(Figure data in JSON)
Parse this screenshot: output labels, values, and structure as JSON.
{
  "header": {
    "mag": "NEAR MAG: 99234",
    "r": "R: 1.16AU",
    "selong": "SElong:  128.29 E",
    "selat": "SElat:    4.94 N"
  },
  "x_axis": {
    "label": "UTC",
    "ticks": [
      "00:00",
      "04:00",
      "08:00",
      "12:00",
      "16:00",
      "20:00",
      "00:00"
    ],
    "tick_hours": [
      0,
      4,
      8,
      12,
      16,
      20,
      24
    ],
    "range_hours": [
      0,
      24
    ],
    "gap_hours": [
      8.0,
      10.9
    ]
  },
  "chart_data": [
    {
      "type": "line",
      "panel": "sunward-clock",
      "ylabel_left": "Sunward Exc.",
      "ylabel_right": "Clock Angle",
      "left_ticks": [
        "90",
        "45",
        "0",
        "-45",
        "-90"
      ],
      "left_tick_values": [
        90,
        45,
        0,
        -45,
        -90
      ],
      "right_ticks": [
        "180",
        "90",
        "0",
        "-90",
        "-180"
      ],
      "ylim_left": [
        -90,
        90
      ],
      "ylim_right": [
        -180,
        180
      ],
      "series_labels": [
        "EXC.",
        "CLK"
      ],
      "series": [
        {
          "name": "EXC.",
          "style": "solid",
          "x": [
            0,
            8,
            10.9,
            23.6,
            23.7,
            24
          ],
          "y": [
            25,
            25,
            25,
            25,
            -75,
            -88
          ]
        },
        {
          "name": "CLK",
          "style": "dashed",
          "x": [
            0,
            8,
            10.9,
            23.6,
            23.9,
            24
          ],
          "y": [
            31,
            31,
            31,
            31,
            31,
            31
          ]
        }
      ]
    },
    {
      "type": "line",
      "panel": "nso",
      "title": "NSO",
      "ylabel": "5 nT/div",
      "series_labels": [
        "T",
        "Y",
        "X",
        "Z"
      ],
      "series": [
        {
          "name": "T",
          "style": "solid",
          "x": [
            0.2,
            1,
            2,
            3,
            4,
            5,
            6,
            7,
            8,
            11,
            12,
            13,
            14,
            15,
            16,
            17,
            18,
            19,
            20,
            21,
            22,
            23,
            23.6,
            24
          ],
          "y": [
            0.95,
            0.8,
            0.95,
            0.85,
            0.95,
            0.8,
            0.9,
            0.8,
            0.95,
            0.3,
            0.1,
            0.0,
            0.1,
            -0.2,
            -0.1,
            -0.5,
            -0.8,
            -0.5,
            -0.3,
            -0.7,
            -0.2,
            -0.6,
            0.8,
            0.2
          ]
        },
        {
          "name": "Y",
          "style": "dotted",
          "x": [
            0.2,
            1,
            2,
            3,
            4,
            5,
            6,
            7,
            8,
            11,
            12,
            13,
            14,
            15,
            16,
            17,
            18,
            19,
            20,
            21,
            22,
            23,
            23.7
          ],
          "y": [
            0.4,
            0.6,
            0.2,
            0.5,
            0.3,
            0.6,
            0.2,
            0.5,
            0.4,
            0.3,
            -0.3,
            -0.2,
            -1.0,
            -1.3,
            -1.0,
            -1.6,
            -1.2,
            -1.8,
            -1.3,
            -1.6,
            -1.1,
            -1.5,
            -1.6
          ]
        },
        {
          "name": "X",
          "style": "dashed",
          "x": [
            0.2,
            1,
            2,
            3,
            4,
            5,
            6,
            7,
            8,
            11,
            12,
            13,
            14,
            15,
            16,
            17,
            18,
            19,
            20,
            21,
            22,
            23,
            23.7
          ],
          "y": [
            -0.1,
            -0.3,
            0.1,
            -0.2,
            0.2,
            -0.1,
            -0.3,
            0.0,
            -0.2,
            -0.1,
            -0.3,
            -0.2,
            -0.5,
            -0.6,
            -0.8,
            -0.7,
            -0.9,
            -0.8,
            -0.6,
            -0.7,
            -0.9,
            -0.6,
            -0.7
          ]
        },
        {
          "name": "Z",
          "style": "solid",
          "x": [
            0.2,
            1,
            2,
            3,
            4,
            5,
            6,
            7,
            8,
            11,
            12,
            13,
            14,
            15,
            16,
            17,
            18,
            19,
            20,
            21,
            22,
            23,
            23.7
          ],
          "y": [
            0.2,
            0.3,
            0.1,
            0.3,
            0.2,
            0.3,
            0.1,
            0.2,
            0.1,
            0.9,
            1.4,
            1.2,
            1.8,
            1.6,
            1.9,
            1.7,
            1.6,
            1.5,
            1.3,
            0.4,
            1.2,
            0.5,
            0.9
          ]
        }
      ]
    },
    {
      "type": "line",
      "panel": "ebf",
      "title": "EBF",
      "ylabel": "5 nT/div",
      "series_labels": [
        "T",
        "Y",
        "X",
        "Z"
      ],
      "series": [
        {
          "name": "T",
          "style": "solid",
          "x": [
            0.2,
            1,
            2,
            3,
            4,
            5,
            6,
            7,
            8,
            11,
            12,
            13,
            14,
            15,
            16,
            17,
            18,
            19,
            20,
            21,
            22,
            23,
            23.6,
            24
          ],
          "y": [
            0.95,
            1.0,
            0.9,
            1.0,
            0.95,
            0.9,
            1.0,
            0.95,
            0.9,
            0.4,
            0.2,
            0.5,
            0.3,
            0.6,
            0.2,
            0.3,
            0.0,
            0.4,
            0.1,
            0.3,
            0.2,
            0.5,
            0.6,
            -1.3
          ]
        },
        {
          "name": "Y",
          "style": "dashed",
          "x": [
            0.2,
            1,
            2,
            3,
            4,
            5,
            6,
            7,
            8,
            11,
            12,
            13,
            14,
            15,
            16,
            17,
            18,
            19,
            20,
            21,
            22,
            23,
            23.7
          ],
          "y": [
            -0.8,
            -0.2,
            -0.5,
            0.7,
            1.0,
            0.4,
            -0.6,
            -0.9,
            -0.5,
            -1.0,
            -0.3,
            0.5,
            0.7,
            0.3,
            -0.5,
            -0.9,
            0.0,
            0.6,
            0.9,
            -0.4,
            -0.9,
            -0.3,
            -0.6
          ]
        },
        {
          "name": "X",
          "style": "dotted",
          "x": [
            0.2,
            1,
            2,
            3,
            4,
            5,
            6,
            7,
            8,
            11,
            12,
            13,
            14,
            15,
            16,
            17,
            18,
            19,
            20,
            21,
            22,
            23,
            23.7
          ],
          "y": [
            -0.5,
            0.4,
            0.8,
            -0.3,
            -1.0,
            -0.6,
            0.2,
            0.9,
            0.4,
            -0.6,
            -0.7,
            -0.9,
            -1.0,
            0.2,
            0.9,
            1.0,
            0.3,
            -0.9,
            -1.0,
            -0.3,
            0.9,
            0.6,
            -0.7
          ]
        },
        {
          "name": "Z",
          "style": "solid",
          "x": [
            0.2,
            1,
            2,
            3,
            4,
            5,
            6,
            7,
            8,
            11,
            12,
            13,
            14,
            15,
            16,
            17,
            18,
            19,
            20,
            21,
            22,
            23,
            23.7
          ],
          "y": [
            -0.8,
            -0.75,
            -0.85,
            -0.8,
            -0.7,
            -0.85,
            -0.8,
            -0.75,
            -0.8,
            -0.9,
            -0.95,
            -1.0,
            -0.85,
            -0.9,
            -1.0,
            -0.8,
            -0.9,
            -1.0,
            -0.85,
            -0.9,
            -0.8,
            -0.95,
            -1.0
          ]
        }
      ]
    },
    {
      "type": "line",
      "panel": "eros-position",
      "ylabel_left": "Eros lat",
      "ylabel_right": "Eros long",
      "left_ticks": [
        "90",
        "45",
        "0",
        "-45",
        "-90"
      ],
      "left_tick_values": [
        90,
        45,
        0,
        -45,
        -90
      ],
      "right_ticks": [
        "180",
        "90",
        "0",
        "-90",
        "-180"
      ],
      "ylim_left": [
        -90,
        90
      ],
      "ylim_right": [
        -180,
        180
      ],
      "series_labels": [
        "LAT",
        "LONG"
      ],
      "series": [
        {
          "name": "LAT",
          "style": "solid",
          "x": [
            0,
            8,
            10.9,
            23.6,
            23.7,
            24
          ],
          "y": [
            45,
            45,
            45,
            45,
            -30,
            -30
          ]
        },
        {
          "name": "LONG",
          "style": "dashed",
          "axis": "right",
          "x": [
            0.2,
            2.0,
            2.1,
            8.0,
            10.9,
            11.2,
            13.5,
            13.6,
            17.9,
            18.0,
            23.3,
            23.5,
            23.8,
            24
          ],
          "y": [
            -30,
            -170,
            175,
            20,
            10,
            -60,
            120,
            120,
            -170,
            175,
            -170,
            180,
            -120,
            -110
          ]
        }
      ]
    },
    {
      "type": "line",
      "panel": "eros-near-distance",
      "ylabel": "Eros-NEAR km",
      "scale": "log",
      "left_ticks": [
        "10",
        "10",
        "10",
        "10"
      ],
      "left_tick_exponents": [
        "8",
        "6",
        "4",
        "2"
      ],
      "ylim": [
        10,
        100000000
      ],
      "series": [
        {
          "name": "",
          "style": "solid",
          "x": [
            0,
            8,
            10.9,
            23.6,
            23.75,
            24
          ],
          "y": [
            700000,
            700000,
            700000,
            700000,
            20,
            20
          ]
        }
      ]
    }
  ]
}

== Aim ==
Show every line in the records above that contains the word "panel".

== Solution to this exercise ==
      "panel": "sunward-clock",
      "panel": "nso",
      "panel": "ebf",
      "panel": "eros-position",
      "panel": "eros-near-distance",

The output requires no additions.